- **EXERCISE OBJECTIVE**
Can you transcribe the data exactly? Leave the pictures out.
+++ INPUT
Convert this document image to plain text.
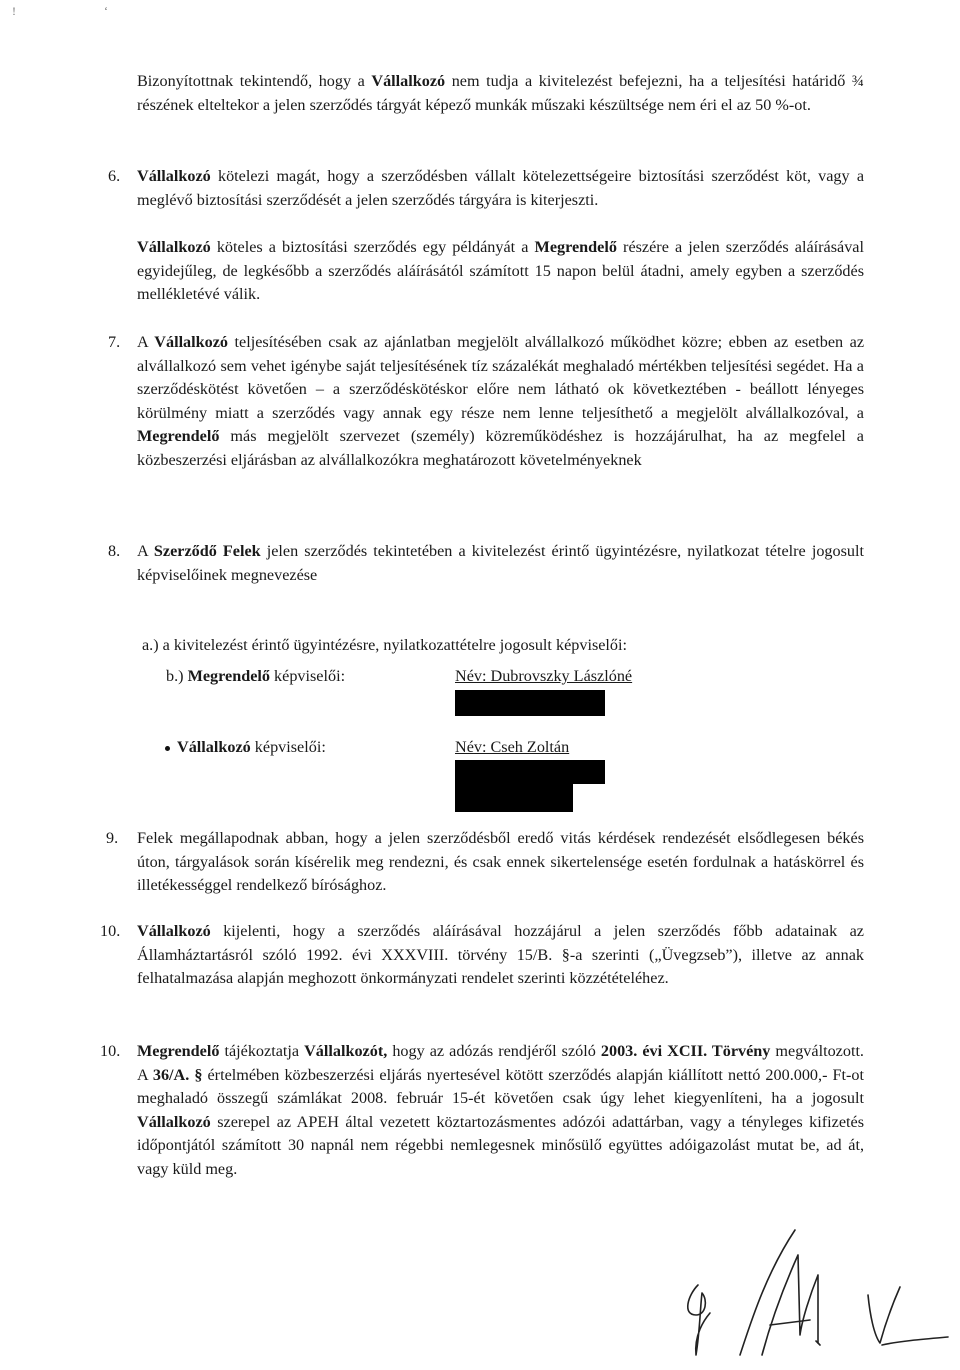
!	‘

Bizonyítottnak tekintendő, hogy a Vállalkozó nem tudja a kivitelezést befejezni, ha a teljesítési határidő ¾ részének elteltekor a jelen szerződés tárgyát képező munkák műszaki készültsége nem éri el az 50 %-ot.

6. Vállalkozó kötelezi magát, hogy a szerződésben vállalt kötelezettségeire biztosítási szerződést köt, vagy a meglévő biztosítási szerződését a jelen szerződés tárgyára is kiterjeszti.

Vállalkozó köteles a biztosítási szerződés egy példányát a Megrendelő részére a jelen szerződés aláírásával egyidejűleg, de legkésőbb a szerződés aláírásától számított 15 napon belül átadni, amely egyben a szerződés mellékletévé válik.

7. A Vállalkozó teljesítésében csak az ajánlatban megjelölt alvállalkozó működhet közre; ebben az esetben az alvállalkozó sem vehet igénybe saját teljesítésének tíz százalékát meghaladó mértékben teljesítési segédet. Ha a szerződéskötést követően – a szerződéskötéskor előre nem látható ok következtében - beállott lényeges körülmény miatt a szerződés vagy annak egy része nem lenne teljesíthető a megjelölt alvállalkozóval, a Megrendelő más megjelölt szervezet (személy) közreműködéshez is hozzájárulhat, ha az megfelel a közbeszerzési eljárásban az alvállalkozókra meghatározott követelményeknek

8. A Szerződő Felek jelen szerződés tekintetében a kivitelezést érintő ügyintézésre, nyilatkozat tételre jogosult képviselőinek megnevezése

a.) a kivitelezést érintő ügyintézésre, nyilatkozattételre jogosult képviselői:
b.) Megrendelő képviselői:	Név: Dubrovszky Lászlóné
Vállalkozó képviselői:	Név: Cseh Zoltán
9. Felek megállapodnak abban, hogy a jelen szerződésből eredő vitás kérdések rendezését elsődlegesen békés úton, tárgyalások során kísérelik meg rendezni, és csak ennek sikertelensége esetén fordulnak a hatáskörrel és illetékességgel rendelkező bírósághoz.

10. Vállalkozó kijelenti, hogy a szerződés aláírásával hozzájárul a jelen szerződés főbb adatainak az Államháztartásról szóló 1992. évi XXXVIII. törvény 15/B. §-a szerinti („Üvegzseb”), illetve az annak felhatalmazása alapján meghozott önkormányzati rendelet szerinti közzétételéhez.

10. Megrendelő tájékoztatja Vállalkozót, hogy az adózás rendjéről szóló 2003. évi XCII. Törvény megváltozott. A 36/A. § értelmében közbeszerzési eljárás nyertesével kötött szerződés alapján kiállított nettó 200.000,- Ft-ot meghaladó összegű számlákat 2008. február 15-ét követően csak úgy lehet kiegyenlíteni, ha a jogosult Vállalkozó szerepel az APEH által vezetett köztartozásmentes adózói adattárban, vagy a tényleges kifizetés időpontjától számított 30 napnál nem régebbi nemlegesnek minősülő együttes adóigazolást mutat be, ad át, vagy küld meg.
++++++
- **RESPONSE**
Convert this document image to plain text.
!	‘

Bizonyítottnak tekintendő, hogy a Vállalkozó nem tudja a kivitelezést befejezni, ha a teljesítési határidő ¾ részének elteltekor a jelen szerződés tárgyát képező munkák műszaki készültsége nem éri el az 50 %-ot.

6. Vállalkozó kötelezi magát, hogy a szerződésben vállalt kötelezettségeire biztosítási szerződést köt, vagy a meglévő biztosítási szerződését a jelen szerződés tárgyára is kiterjeszti.

Vállalkozó köteles a biztosítási szerződés egy példányát a Megrendelő részére a jelen szerződés aláírásával egyidejűleg, de legkésőbb a szerződés aláírásától számított 15 napon belül átadni, amely egyben a szerződés mellékletévé válik.

7. A Vállalkozó teljesítésében csak az ajánlatban megjelölt alvállalkozó működhet közre; ebben az esetben az alvállalkozó sem vehet igénybe saját teljesítésének tíz százalékát meghaladó mértékben teljesítési segédet. Ha a szerződéskötést követően – a szerződéskötéskor előre nem látható ok következtében - beállott lényeges körülmény miatt a szerződés vagy annak egy része nem lenne teljesíthető a megjelölt alvállalkozóval, a Megrendelő más megjelölt szervezet (személy) közreműködéshez is hozzájárulhat, ha az megfelel a közbeszerzési eljárásban az alvállalkozókra meghatározott követelményeknek

8. A Szerződő Felek jelen szerződés tekintetében a kivitelezést érintő ügyintézésre, nyilatkozat tételre jogosult képviselőinek megnevezése

a.) a kivitelezést érintő ügyintézésre, nyilatkozattételre jogosult képviselői:
b.) Megrendelő képviselői:	Név: Dubrovszky Lászlóné
Vállalkozó képviselői:	Név: Cseh Zoltán
9. Felek megállapodnak abban, hogy a jelen szerződésből eredő vitás kérdések rendezését elsődlegesen békés úton, tárgyalások során kísérelik meg rendezni, és csak ennek sikertelensége esetén fordulnak a hatáskörrel és illetékességgel rendelkező bírósághoz.

10. Vállalkozó kijelenti, hogy a szerződés aláírásával hozzájárul a jelen szerződés főbb adatainak az Államháztartásról szóló 1992. évi XXXVIII. törvény 15/B. §-a szerinti („Üvegzseb”), illetve az annak felhatalmazása alapján meghozott önkormányzati rendelet szerinti közzétételéhez.

10. Megrendelő tájékoztatja Vállalkozót, hogy az adózás rendjéről szóló 2003. évi XCII. Törvény megváltozott. A 36/A. § értelmében közbeszerzési eljárás nyertesével kötött szerződés alapján kiállított nettó 200.000,- Ft-ot meghaladó összegű számlákat 2008. február 15-ét követően csak úgy lehet kiegyenlíteni, ha a jogosult Vállalkozó szerepel az APEH által vezetett köztartozásmentes adózói adattárban, vagy a tényleges kifizetés időpontjától számított 30 napnál nem régebbi nemlegesnek minősülő együttes adóigazolást mutat be, ad át, vagy küld meg.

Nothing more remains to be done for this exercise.